▸ **Task prompt**
Of all the lines in the data below, how many contain "favourite"? Report that number alone.

[Data records]

§

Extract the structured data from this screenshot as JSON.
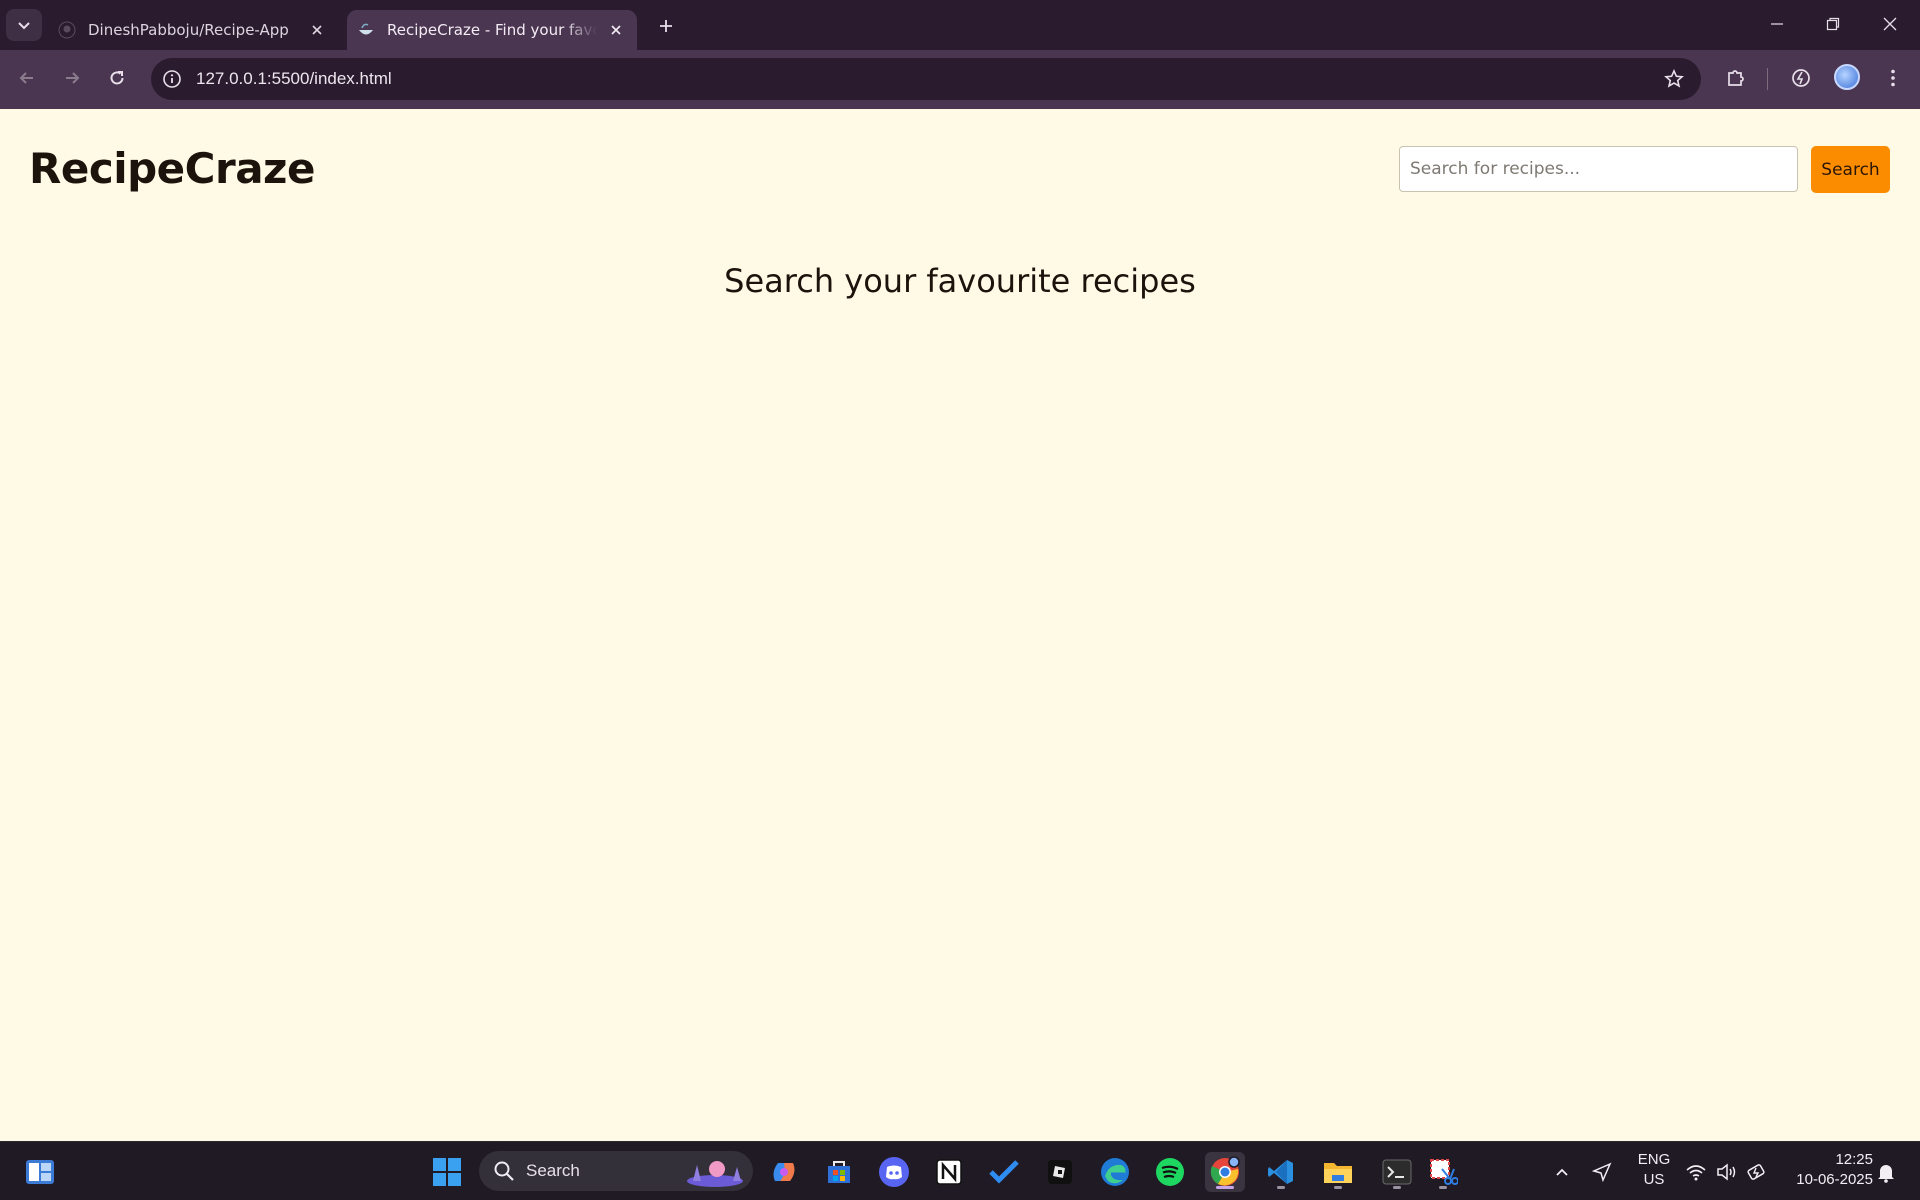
{
  "browser": {
    "tabs": [
      {
        "title": "DineshPabboju/Recipe-App",
        "favicon": "github-icon",
        "active": false
      },
      {
        "title": "RecipeCraze - Find your favourite recipes",
        "favicon": "bowl-icon",
        "active": true
      }
    ],
    "url": "127.0.0.1:5500/index.html"
  },
  "page": {
    "logo": "RecipeCraze",
    "search": {
      "placeholder": "Search for recipes...",
      "value": "",
      "button_label": "Search"
    },
    "headline": "Search your favourite recipes"
  },
  "colors": {
    "page_bg": "#fffae6",
    "accent": "#fb8c00",
    "chrome": "#2a1c2e",
    "toolbar": "#4a3650"
  },
  "taskbar": {
    "search_label": "Search",
    "apps": [
      "start-icon",
      "copilot-icon",
      "microsoft-store-icon",
      "discord-icon",
      "notion-icon",
      "todo-icon",
      "roblox-icon",
      "edge-icon",
      "spotify-icon",
      "chrome-icon",
      "vscode-icon",
      "file-explorer-icon",
      "terminal-icon",
      "snipping-tool-icon"
    ],
    "language": {
      "line1": "ENG",
      "line2": "US"
    },
    "clock": {
      "time": "12:25",
      "date": "10-06-2025"
    }
  }
}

§

▸ **Response**
2